→ **WHAT TO WORK ON**:
Retype each entry below, keeping every character the same.
— Begin PROVIDED MATERIAL —
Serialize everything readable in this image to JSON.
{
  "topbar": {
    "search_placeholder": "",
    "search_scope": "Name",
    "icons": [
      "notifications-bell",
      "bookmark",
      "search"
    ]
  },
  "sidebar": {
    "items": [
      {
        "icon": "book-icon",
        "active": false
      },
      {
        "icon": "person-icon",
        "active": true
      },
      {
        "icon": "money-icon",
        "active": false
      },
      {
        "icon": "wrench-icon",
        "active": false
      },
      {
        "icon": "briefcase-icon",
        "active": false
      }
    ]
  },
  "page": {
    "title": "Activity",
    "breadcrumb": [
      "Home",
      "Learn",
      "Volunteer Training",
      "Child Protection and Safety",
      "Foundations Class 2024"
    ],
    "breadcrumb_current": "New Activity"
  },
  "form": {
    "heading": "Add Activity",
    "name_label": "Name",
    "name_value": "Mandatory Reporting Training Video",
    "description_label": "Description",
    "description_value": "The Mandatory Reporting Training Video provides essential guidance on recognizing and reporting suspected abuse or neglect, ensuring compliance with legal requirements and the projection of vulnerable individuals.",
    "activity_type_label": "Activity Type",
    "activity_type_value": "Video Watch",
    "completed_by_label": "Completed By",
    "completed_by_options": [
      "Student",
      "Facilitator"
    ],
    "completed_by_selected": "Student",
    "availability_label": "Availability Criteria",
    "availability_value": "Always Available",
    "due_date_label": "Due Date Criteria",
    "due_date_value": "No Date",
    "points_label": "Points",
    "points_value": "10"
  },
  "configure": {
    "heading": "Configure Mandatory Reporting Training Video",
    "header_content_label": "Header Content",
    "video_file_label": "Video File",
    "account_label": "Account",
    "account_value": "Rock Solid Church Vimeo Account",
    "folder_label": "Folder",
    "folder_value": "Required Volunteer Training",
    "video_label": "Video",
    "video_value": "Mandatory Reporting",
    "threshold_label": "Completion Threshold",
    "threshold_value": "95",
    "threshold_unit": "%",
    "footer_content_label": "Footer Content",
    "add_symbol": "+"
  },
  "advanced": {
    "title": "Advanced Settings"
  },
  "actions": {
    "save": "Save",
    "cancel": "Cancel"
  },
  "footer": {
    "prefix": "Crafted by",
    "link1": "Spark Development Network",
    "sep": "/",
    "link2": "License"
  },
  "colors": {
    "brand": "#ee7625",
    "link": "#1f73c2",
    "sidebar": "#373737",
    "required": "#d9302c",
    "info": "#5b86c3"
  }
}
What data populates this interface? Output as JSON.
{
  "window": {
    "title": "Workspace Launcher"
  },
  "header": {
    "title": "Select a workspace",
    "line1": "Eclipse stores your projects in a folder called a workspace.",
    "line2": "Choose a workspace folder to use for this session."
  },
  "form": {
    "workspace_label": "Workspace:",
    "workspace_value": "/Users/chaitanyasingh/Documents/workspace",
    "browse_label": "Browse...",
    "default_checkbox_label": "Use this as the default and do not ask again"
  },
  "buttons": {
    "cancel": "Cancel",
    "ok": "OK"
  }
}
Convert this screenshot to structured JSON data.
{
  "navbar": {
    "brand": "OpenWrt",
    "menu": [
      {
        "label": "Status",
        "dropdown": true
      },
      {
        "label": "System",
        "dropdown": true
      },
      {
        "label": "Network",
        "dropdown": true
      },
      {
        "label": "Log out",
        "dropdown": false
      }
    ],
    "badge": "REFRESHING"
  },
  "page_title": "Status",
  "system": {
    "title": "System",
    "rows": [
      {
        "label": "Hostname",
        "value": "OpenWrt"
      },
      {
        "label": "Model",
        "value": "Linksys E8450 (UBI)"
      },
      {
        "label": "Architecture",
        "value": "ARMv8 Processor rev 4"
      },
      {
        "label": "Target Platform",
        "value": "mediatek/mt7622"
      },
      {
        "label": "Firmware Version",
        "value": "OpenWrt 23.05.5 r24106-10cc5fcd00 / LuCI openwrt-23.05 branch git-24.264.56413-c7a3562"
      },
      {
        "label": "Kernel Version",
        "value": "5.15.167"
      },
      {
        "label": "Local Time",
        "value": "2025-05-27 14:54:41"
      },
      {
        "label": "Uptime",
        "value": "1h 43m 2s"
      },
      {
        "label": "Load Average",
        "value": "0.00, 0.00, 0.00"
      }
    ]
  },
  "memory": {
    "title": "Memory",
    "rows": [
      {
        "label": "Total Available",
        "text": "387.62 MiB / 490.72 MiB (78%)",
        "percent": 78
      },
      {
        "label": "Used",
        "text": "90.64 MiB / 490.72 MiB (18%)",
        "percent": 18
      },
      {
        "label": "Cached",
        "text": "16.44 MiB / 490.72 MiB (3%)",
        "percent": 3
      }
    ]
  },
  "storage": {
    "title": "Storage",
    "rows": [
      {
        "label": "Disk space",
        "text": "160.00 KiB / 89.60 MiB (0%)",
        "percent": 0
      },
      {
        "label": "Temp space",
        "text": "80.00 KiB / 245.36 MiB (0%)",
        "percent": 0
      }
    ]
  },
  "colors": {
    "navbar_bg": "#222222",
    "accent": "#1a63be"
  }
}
— End PROVIDED MATERIAL —
→ **ANSWER TO THE EXERCISE**:
Serialize everything readable in this image to JSON.
{
  "topbar": {
    "search_placeholder": "",
    "search_scope": "Name",
    "icons": [
      "notifications-bell",
      "bookmark",
      "search"
    ]
  },
  "sidebar": {
    "items": [
      {
        "icon": "book-icon",
        "active": false
      },
      {
        "icon": "person-icon",
        "active": true
      },
      {
        "icon": "money-icon",
        "active": false
      },
      {
        "icon": "wrench-icon",
        "active": false
      },
      {
        "icon": "briefcase-icon",
        "active": false
      }
    ]
  },
  "page": {
    "title": "Activity",
    "breadcrumb": [
      "Home",
      "Learn",
      "Volunteer Training",
      "Child Protection and Safety",
      "Foundations Class 2024"
    ],
    "breadcrumb_current": "New Activity"
  },
  "form": {
    "heading": "Add Activity",
    "name_label": "Name",
    "name_value": "Mandatory Reporting Training Video",
    "description_label": "Description",
    "description_value": "The Mandatory Reporting Training Video provides essential guidance on recognizing and reporting suspected abuse or neglect, ensuring compliance with legal requirements and the projection of vulnerable individuals.",
    "activity_type_label": "Activity Type",
    "activity_type_value": "Video Watch",
    "completed_by_label": "Completed By",
    "completed_by_options": [
      "Student",
      "Facilitator"
    ],
    "completed_by_selected": "Student",
    "availability_label": "Availability Criteria",
    "availability_value": "Always Available",
    "due_date_label": "Due Date Criteria",
    "due_date_value": "No Date",
    "points_label": "Points",
    "points_value": "10"
  },
  "configure": {
    "heading": "Configure Mandatory Reporting Training Video",
    "header_content_label": "Header Content",
    "video_file_label": "Video File",
    "account_label": "Account",
    "account_value": "Rock Solid Church Vimeo Account",
    "folder_label": "Folder",
    "folder_value": "Required Volunteer Training",
    "video_label": "Video",
    "video_value": "Mandatory Reporting",
    "threshold_label": "Completion Threshold",
    "threshold_value": "95",
    "threshold_unit": "%",
    "footer_content_label": "Footer Content",
    "add_symbol": "+"
  },
  "advanced": {
    "title": "Advanced Settings"
  },
  "actions": {
    "save": "Save",
    "cancel": "Cancel"
  },
  "footer": {
    "prefix": "Crafted by",
    "link1": "Spark Development Network",
    "sep": "/",
    "link2": "License"
  },
  "colors": {
    "brand": "#ee7625",
    "link": "#1f73c2",
    "sidebar": "#373737",
    "required": "#d9302c",
    "info": "#5b86c3"
  }
}
What data populates this interface? Output as JSON.
{
  "window": {
    "title": "Workspace Launcher"
  },
  "header": {
    "title": "Select a workspace",
    "line1": "Eclipse stores your projects in a folder called a workspace.",
    "line2": "Choose a workspace folder to use for this session."
  },
  "form": {
    "workspace_label": "Workspace:",
    "workspace_value": "/Users/chaitanyasingh/Documents/workspace",
    "browse_label": "Browse...",
    "default_checkbox_label": "Use this as the default and do not ask again"
  },
  "buttons": {
    "cancel": "Cancel",
    "ok": "OK"
  }
}
Convert this screenshot to structured JSON data.
{
  "navbar": {
    "brand": "OpenWrt",
    "menu": [
      {
        "label": "Status",
        "dropdown": true
      },
      {
        "label": "System",
        "dropdown": true
      },
      {
        "label": "Network",
        "dropdown": true
      },
      {
        "label": "Log out",
        "dropdown": false
      }
    ],
    "badge": "REFRESHING"
  },
  "page_title": "Status",
  "system": {
    "title": "System",
    "rows": [
      {
        "label": "Hostname",
        "value": "OpenWrt"
      },
      {
        "label": "Model",
        "value": "Linksys E8450 (UBI)"
      },
      {
        "label": "Architecture",
        "value": "ARMv8 Processor rev 4"
      },
      {
        "label": "Target Platform",
        "value": "mediatek/mt7622"
      },
      {
        "label": "Firmware Version",
        "value": "OpenWrt 23.05.5 r24106-10cc5fcd00 / LuCI openwrt-23.05 branch git-24.264.56413-c7a3562"
      },
      {
        "label": "Kernel Version",
        "value": "5.15.167"
      },
      {
        "label": "Local Time",
        "value": "2025-05-27 14:54:41"
      },
      {
        "label": "Uptime",
        "value": "1h 43m 2s"
      },
      {
        "label": "Load Average",
        "value": "0.00, 0.00, 0.00"
      }
    ]
  },
  "memory": {
    "title": "Memory",
    "rows": [
      {
        "label": "Total Available",
        "text": "387.62 MiB / 490.72 MiB (78%)",
        "percent": 78
      },
      {
        "label": "Used",
        "text": "90.64 MiB / 490.72 MiB (18%)",
        "percent": 18
      },
      {
        "label": "Cached",
        "text": "16.44 MiB / 490.72 MiB (3%)",
        "percent": 3
      }
    ]
  },
  "storage": {
    "title": "Storage",
    "rows": [
      {
        "label": "Disk space",
        "text": "160.00 KiB / 89.60 MiB (0%)",
        "percent": 0
      },
      {
        "label": "Temp space",
        "text": "80.00 KiB / 245.36 MiB (0%)",
        "percent": 0
      }
    ]
  },
  "colors": {
    "navbar_bg": "#222222",
    "accent": "#1a63be"
  }
}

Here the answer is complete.